- [Stated problem]:
Copy each entry as it stands, leaving nothing out.

- [Exercise input]:
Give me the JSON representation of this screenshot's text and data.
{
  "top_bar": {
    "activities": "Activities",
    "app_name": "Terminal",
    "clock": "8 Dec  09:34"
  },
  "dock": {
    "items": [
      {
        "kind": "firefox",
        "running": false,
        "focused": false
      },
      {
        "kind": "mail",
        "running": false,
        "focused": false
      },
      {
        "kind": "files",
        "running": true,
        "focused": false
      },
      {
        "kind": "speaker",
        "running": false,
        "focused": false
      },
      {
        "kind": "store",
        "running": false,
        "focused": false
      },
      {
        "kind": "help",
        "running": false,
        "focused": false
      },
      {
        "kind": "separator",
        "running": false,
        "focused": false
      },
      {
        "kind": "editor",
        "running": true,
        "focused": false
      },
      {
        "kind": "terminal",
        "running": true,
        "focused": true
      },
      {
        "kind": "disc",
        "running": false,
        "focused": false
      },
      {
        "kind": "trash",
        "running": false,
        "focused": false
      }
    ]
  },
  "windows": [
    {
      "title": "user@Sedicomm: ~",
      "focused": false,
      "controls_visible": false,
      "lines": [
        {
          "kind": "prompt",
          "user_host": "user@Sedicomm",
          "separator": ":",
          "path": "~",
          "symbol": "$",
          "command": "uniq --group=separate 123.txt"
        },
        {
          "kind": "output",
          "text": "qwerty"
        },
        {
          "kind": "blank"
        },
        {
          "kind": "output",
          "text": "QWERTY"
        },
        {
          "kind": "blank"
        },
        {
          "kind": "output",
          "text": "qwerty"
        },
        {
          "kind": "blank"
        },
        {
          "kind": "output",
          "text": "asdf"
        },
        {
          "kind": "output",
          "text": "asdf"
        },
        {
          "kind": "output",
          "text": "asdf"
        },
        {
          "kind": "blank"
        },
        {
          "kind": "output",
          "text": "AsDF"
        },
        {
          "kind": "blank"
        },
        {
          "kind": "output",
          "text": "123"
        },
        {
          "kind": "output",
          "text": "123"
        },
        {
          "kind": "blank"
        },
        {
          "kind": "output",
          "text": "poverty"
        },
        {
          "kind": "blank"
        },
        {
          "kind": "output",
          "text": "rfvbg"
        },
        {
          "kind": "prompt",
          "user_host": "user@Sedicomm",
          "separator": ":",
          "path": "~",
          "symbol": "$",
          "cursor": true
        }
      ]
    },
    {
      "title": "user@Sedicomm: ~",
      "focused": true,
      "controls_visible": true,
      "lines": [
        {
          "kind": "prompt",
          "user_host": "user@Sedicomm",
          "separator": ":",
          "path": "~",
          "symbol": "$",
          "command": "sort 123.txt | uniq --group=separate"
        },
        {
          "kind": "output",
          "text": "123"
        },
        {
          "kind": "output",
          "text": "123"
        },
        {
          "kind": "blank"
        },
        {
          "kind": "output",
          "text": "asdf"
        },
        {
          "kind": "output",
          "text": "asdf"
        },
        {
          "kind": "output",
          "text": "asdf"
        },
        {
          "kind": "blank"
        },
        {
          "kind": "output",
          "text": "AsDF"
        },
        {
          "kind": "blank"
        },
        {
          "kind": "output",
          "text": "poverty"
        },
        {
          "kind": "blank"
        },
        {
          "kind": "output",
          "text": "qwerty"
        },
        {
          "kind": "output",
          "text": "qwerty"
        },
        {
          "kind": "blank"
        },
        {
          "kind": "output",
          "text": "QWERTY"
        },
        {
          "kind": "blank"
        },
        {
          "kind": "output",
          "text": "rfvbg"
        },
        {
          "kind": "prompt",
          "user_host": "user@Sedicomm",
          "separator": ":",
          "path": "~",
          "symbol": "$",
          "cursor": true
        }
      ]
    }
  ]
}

- [Correct output]:
Give me the JSON representation of this screenshot's text and data.
{
  "top_bar": {
    "activities": "Activities",
    "app_name": "Terminal",
    "clock": "8 Dec  09:34"
  },
  "dock": {
    "items": [
      {
        "kind": "firefox",
        "running": false,
        "focused": false
      },
      {
        "kind": "mail",
        "running": false,
        "focused": false
      },
      {
        "kind": "files",
        "running": true,
        "focused": false
      },
      {
        "kind": "speaker",
        "running": false,
        "focused": false
      },
      {
        "kind": "store",
        "running": false,
        "focused": false
      },
      {
        "kind": "help",
        "running": false,
        "focused": false
      },
      {
        "kind": "separator",
        "running": false,
        "focused": false
      },
      {
        "kind": "editor",
        "running": true,
        "focused": false
      },
      {
        "kind": "terminal",
        "running": true,
        "focused": true
      },
      {
        "kind": "disc",
        "running": false,
        "focused": false
      },
      {
        "kind": "trash",
        "running": false,
        "focused": false
      }
    ]
  },
  "windows": [
    {
      "title": "user@Sedicomm: ~",
      "focused": false,
      "controls_visible": false,
      "lines": [
        {
          "kind": "prompt",
          "user_host": "user@Sedicomm",
          "separator": ":",
          "path": "~",
          "symbol": "$",
          "command": "uniq --group=separate 123.txt"
        },
        {
          "kind": "output",
          "text": "qwerty"
        },
        {
          "kind": "blank"
        },
        {
          "kind": "output",
          "text": "QWERTY"
        },
        {
          "kind": "blank"
        },
        {
          "kind": "output",
          "text": "qwerty"
        },
        {
          "kind": "blank"
        },
        {
          "kind": "output",
          "text": "asdf"
        },
        {
          "kind": "output",
          "text": "asdf"
        },
        {
          "kind": "output",
          "text": "asdf"
        },
        {
          "kind": "blank"
        },
        {
          "kind": "output",
          "text": "AsDF"
        },
        {
          "kind": "blank"
        },
        {
          "kind": "output",
          "text": "123"
        },
        {
          "kind": "output",
          "text": "123"
        },
        {
          "kind": "blank"
        },
        {
          "kind": "output",
          "text": "poverty"
        },
        {
          "kind": "blank"
        },
        {
          "kind": "output",
          "text": "rfvbg"
        },
        {
          "kind": "prompt",
          "user_host": "user@Sedicomm",
          "separator": ":",
          "path": "~",
          "symbol": "$",
          "cursor": true
        }
      ]
    },
    {
      "title": "user@Sedicomm: ~",
      "focused": true,
      "controls_visible": true,
      "lines": [
        {
          "kind": "prompt",
          "user_host": "user@Sedicomm",
          "separator": ":",
          "path": "~",
          "symbol": "$",
          "command": "sort 123.txt | uniq --group=separate"
        },
        {
          "kind": "output",
          "text": "123"
        },
        {
          "kind": "output",
          "text": "123"
        },
        {
          "kind": "blank"
        },
        {
          "kind": "output",
          "text": "asdf"
        },
        {
          "kind": "output",
          "text": "asdf"
        },
        {
          "kind": "output",
          "text": "asdf"
        },
        {
          "kind": "blank"
        },
        {
          "kind": "output",
          "text": "AsDF"
        },
        {
          "kind": "blank"
        },
        {
          "kind": "output",
          "text": "poverty"
        },
        {
          "kind": "blank"
        },
        {
          "kind": "output",
          "text": "qwerty"
        },
        {
          "kind": "output",
          "text": "qwerty"
        },
        {
          "kind": "blank"
        },
        {
          "kind": "output",
          "text": "QWERTY"
        },
        {
          "kind": "blank"
        },
        {
          "kind": "output",
          "text": "rfvbg"
        },
        {
          "kind": "prompt",
          "user_host": "user@Sedicomm",
          "separator": ":",
          "path": "~",
          "symbol": "$",
          "cursor": true
        }
      ]
    }
  ]
}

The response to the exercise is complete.